INPUT RECORDS:
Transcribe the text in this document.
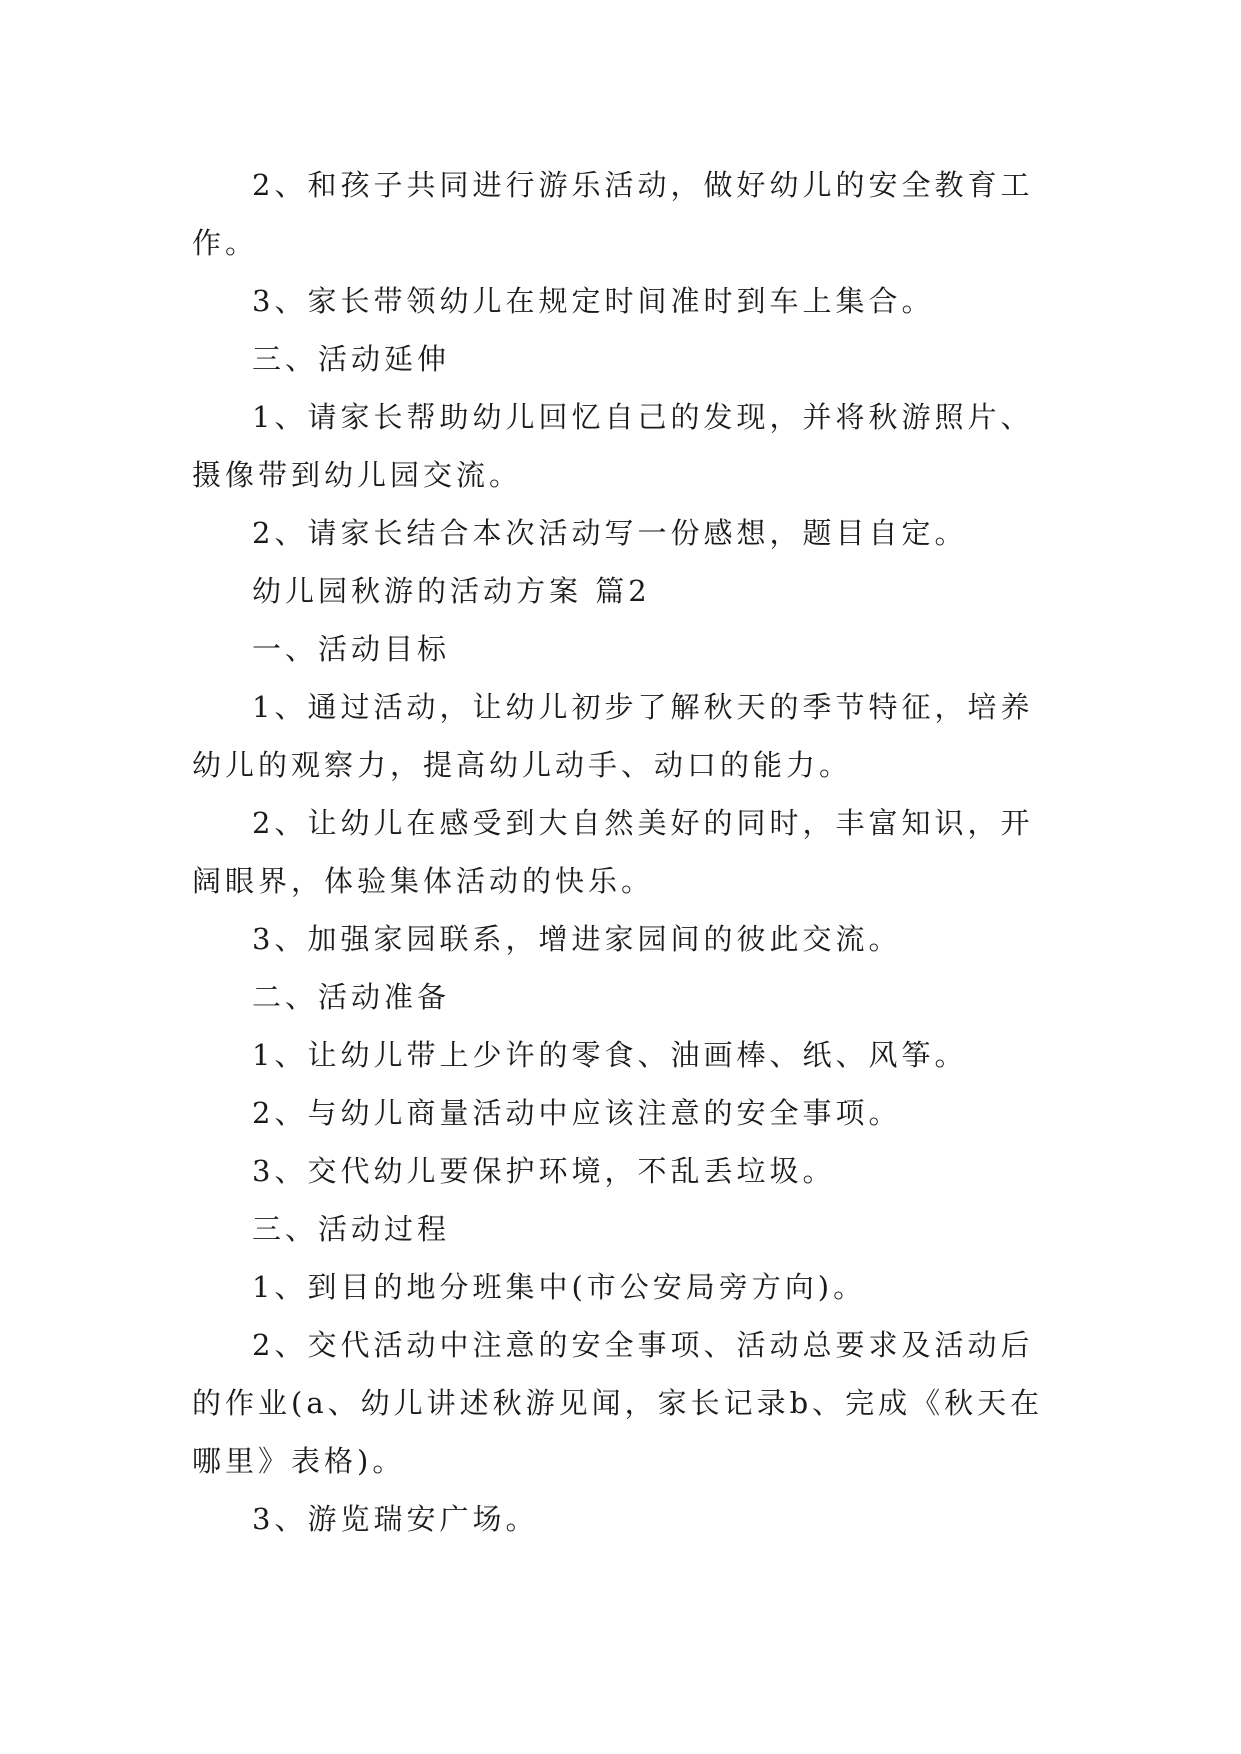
2、和孩子共同进行游乐活动，做好幼儿的安全教育工作。

3、家长带领幼儿在规定时间准时到车上集合。

三、活动延伸

1、请家长帮助幼儿回忆自己的发现，并将秋游照片、摄像带到幼儿园交流。

2、请家长结合本次活动写一份感想，题目自定。

幼儿园秋游的活动方案 篇2

一、活动目标

1、通过活动，让幼儿初步了解秋天的季节特征，培养幼儿的观察力，提高幼儿动手、动口的能力。

2、让幼儿在感受到大自然美好的同时，丰富知识，开阔眼界，体验集体活动的快乐。

3、加强家园联系，增进家园间的彼此交流。

二、活动准备

1、让幼儿带上少许的零食、油画棒、纸、风筝。

2、与幼儿商量活动中应该注意的安全事项。

3、交代幼儿要保护环境，不乱丢垃圾。

三、活动过程

1、到目的地分班集中(市公安局旁方向)。

2、交代活动中注意的安全事项、活动总要求及活动后的作业(a、幼儿讲述秋游见闻，家长记录b、完成《秋天在哪里》表格)。

3、游览瑞安广场。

AIM:
Set the entries down again exactly. Do not include the images.

RESPONSE TO THE TASK:
Transcribe the text in this document.
2、和孩子共同进行游乐活动，做好幼儿的安全教育工作。

3、家长带领幼儿在规定时间准时到车上集合。

三、活动延伸

1、请家长帮助幼儿回忆自己的发现，并将秋游照片、摄像带到幼儿园交流。

2、请家长结合本次活动写一份感想，题目自定。

幼儿园秋游的活动方案 篇2

一、活动目标

1、通过活动，让幼儿初步了解秋天的季节特征，培养幼儿的观察力，提高幼儿动手、动口的能力。

2、让幼儿在感受到大自然美好的同时，丰富知识，开阔眼界，体验集体活动的快乐。

3、加强家园联系，增进家园间的彼此交流。

二、活动准备

1、让幼儿带上少许的零食、油画棒、纸、风筝。

2、与幼儿商量活动中应该注意的安全事项。

3、交代幼儿要保护环境，不乱丢垃圾。

三、活动过程

1、到目的地分班集中(市公安局旁方向)。

2、交代活动中注意的安全事项、活动总要求及活动后的作业(a、幼儿讲述秋游见闻，家长记录b、完成《秋天在哪里》表格)。

3、游览瑞安广场。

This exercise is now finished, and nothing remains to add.